##### Supplied material

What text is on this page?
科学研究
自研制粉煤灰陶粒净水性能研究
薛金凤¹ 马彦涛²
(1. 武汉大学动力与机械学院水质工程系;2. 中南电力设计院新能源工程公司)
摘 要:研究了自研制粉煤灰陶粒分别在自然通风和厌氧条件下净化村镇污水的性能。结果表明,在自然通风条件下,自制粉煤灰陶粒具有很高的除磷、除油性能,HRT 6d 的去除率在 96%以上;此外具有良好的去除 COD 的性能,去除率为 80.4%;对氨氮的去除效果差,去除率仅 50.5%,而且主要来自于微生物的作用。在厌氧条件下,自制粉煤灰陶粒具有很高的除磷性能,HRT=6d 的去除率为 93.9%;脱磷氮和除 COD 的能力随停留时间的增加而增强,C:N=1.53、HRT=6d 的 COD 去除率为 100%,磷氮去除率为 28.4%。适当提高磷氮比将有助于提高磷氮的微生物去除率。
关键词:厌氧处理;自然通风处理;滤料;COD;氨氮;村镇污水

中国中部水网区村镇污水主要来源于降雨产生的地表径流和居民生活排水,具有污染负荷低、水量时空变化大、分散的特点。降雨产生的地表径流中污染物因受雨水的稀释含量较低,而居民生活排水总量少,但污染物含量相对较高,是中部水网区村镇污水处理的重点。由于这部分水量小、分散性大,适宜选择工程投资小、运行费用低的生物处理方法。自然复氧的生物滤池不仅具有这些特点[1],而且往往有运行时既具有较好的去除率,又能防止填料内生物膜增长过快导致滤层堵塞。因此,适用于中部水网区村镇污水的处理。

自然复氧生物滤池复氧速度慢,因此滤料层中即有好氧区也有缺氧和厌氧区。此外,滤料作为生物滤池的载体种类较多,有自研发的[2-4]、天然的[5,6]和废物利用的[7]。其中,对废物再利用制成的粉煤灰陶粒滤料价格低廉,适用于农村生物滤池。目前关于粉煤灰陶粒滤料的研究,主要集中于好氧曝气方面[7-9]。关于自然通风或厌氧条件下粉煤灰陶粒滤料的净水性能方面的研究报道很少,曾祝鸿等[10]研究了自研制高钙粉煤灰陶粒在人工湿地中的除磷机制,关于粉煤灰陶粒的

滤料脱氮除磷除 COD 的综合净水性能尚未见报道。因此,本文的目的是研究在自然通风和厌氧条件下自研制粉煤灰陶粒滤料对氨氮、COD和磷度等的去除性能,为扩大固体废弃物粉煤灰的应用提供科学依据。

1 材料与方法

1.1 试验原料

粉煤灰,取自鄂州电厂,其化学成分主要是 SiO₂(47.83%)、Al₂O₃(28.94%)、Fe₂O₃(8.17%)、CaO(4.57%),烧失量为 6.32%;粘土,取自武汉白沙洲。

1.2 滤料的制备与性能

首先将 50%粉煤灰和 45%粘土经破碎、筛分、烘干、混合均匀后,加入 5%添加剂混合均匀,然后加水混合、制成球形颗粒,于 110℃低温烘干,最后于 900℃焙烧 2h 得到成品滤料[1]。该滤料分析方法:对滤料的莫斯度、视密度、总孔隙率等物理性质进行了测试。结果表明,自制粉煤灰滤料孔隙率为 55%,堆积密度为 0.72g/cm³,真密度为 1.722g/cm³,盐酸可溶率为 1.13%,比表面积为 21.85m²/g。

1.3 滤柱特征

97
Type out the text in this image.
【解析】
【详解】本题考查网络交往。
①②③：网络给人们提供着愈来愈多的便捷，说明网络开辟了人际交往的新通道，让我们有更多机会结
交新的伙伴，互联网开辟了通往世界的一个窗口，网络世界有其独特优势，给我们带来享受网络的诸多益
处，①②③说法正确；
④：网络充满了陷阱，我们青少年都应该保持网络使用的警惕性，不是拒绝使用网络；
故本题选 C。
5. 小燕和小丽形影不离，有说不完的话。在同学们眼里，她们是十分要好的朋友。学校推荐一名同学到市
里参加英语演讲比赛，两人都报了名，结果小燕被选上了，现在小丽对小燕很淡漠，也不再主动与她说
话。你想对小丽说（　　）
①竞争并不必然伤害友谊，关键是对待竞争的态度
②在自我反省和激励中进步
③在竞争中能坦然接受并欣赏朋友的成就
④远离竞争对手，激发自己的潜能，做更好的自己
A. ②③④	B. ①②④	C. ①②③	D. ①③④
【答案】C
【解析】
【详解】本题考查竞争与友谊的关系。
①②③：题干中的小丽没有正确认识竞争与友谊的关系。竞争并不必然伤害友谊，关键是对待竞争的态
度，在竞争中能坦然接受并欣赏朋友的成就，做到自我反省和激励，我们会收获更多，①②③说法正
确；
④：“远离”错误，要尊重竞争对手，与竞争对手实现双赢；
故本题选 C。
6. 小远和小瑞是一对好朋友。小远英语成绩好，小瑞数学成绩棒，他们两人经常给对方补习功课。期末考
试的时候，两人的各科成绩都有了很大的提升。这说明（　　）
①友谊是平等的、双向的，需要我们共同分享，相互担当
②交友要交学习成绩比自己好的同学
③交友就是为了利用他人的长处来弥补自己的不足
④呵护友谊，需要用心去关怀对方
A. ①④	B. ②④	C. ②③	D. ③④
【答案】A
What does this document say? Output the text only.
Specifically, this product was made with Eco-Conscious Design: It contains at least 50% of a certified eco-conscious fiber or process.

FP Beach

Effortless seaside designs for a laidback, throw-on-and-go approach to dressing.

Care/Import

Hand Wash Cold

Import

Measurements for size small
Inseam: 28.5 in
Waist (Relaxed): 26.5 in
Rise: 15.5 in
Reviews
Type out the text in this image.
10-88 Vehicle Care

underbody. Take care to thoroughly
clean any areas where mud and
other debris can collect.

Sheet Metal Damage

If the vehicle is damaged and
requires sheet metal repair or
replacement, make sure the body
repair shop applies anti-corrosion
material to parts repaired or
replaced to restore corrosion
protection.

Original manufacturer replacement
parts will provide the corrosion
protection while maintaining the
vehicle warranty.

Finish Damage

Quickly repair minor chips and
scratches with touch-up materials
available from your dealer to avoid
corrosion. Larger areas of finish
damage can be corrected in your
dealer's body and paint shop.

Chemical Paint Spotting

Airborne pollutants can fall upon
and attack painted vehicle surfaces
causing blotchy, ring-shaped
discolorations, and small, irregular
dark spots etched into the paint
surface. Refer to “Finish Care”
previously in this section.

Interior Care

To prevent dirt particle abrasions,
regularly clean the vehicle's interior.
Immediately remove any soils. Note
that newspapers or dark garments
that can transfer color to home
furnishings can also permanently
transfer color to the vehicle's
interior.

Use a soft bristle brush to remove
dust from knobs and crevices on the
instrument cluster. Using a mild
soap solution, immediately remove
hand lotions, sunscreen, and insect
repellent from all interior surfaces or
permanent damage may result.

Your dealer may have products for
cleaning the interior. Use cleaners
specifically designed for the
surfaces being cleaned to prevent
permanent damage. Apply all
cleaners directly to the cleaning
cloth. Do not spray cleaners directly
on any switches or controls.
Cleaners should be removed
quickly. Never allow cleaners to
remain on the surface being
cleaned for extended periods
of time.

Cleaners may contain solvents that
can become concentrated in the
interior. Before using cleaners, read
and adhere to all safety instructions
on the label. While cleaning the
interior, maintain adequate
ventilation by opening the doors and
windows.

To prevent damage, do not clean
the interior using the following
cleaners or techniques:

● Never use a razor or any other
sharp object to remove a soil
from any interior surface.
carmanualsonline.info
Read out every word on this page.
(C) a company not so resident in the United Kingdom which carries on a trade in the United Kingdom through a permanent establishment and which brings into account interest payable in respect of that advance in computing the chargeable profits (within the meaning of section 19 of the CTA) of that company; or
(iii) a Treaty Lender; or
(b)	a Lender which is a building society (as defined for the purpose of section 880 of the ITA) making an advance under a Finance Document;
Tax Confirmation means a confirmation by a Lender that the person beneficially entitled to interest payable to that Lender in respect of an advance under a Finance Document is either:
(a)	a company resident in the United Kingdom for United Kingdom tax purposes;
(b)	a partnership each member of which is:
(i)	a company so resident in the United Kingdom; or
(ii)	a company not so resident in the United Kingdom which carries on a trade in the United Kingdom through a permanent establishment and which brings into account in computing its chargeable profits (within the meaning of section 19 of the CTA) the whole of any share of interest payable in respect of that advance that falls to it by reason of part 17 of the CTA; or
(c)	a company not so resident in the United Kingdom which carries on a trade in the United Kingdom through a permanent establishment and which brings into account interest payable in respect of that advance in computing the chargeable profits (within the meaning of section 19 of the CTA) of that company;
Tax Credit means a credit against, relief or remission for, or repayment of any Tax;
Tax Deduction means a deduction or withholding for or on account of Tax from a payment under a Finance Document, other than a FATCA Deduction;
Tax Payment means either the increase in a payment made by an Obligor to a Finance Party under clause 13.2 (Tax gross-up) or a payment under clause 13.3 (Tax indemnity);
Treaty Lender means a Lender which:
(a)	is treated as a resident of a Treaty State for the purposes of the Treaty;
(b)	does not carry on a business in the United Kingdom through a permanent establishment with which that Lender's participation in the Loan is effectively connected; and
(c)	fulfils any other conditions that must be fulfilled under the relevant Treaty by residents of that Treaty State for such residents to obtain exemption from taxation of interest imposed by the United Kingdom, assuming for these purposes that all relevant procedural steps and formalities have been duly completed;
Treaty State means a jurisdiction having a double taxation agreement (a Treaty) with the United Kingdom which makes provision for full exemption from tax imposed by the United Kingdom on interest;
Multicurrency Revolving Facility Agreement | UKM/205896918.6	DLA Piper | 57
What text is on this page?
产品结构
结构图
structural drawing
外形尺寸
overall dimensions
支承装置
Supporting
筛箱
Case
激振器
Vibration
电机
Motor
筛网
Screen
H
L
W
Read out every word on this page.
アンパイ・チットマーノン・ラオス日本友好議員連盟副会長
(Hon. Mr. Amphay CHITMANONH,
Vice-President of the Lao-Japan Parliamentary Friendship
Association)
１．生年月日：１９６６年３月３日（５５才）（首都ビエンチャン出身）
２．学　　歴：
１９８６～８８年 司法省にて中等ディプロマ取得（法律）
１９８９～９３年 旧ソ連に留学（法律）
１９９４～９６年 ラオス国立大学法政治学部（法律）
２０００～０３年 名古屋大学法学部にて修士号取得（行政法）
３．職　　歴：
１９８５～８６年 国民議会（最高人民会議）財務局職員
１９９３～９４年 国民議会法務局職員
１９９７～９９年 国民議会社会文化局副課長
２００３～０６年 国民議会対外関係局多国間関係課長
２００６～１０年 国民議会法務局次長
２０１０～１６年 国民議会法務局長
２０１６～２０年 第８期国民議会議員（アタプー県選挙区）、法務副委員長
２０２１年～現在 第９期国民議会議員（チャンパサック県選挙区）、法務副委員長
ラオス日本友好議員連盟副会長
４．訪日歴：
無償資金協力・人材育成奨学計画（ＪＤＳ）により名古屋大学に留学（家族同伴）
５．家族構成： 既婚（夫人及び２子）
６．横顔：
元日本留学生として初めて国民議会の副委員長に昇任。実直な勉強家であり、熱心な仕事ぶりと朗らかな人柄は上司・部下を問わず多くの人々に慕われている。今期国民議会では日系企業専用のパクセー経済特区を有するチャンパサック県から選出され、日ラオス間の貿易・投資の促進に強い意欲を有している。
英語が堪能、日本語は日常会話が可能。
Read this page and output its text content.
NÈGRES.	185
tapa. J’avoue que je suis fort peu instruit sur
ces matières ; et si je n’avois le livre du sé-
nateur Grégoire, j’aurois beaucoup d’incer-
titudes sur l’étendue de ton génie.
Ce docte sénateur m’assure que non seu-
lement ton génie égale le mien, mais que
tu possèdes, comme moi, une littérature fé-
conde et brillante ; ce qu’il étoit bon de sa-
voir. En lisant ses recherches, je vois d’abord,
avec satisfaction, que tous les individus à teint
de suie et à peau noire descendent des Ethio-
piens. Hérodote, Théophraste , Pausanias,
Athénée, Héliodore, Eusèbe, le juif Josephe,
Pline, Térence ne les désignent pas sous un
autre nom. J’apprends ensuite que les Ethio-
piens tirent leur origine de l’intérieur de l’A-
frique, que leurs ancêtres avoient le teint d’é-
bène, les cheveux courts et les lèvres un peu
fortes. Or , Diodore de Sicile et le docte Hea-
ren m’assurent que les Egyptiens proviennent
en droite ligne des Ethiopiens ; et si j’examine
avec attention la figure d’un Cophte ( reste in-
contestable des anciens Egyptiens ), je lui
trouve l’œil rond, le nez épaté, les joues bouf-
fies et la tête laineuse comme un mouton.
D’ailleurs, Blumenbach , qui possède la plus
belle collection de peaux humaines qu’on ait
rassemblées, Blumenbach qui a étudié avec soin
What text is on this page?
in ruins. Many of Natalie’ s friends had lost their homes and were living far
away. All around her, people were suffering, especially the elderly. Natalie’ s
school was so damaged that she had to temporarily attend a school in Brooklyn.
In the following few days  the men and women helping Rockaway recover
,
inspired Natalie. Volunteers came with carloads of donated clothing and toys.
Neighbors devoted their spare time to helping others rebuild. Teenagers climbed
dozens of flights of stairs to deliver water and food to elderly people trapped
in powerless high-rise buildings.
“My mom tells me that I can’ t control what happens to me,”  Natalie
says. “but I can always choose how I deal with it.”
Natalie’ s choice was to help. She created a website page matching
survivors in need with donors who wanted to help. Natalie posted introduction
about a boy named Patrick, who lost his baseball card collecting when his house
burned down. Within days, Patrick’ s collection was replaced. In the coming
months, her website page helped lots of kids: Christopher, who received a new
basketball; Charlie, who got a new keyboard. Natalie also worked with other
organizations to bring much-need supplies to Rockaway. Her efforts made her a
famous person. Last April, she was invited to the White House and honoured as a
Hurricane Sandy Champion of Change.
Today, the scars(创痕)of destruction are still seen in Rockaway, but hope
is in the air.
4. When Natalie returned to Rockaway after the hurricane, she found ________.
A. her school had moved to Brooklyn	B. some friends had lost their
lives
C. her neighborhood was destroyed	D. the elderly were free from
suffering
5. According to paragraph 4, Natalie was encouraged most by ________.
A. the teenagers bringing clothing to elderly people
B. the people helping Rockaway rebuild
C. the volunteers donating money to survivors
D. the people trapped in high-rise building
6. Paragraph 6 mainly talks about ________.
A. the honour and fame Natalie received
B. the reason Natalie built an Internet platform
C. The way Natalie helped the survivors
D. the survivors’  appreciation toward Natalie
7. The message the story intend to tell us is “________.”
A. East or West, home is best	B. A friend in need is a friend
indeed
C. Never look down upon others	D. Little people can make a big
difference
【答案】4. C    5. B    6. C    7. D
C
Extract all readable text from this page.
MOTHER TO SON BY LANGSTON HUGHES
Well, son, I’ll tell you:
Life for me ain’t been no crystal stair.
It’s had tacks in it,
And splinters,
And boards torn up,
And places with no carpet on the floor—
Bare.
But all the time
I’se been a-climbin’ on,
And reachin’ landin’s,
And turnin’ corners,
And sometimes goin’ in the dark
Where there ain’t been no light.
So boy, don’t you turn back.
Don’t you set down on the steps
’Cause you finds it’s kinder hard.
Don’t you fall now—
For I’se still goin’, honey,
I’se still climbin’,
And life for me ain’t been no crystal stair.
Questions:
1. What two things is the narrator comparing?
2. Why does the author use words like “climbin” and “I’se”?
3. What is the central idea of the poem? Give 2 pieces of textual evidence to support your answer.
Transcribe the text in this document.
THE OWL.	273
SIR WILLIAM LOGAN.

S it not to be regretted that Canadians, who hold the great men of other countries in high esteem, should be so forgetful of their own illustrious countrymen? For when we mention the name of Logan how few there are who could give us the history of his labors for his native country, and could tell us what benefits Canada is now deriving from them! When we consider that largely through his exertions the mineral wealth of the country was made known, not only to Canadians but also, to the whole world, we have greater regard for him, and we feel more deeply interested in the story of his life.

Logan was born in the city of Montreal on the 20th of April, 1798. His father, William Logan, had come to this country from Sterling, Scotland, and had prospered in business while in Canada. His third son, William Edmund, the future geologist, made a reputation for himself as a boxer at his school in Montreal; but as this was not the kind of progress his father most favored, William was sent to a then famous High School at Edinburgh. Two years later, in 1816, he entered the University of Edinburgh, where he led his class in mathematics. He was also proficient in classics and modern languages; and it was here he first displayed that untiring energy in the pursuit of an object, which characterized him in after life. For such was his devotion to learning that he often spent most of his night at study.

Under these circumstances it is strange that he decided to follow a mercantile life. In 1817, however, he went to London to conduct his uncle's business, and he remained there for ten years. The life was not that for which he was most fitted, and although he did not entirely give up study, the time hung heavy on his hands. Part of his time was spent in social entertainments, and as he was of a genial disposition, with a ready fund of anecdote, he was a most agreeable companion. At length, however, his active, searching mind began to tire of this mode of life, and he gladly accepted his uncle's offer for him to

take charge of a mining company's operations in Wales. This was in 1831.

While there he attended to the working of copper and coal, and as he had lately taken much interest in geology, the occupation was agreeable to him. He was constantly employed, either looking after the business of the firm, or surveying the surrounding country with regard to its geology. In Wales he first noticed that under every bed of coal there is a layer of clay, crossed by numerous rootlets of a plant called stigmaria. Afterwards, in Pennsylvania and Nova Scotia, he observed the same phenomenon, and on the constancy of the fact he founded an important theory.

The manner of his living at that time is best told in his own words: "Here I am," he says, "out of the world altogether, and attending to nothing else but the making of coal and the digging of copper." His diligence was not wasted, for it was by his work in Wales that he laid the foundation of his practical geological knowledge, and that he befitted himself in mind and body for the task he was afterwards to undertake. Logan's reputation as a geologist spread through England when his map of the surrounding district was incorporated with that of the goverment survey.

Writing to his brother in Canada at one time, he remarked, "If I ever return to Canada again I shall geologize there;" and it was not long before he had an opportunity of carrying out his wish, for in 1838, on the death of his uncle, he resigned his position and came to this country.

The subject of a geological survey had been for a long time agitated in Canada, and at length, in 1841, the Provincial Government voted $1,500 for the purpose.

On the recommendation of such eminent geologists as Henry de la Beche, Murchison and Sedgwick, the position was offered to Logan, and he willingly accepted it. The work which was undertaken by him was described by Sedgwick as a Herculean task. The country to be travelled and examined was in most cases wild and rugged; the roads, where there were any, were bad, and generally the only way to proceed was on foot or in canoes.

##########

What is being asked: Return each line of the listing that holds the string "upon".

Solution:
Airborne pollutants can fall upon
C. Never look down upon others	D. Little people can make a big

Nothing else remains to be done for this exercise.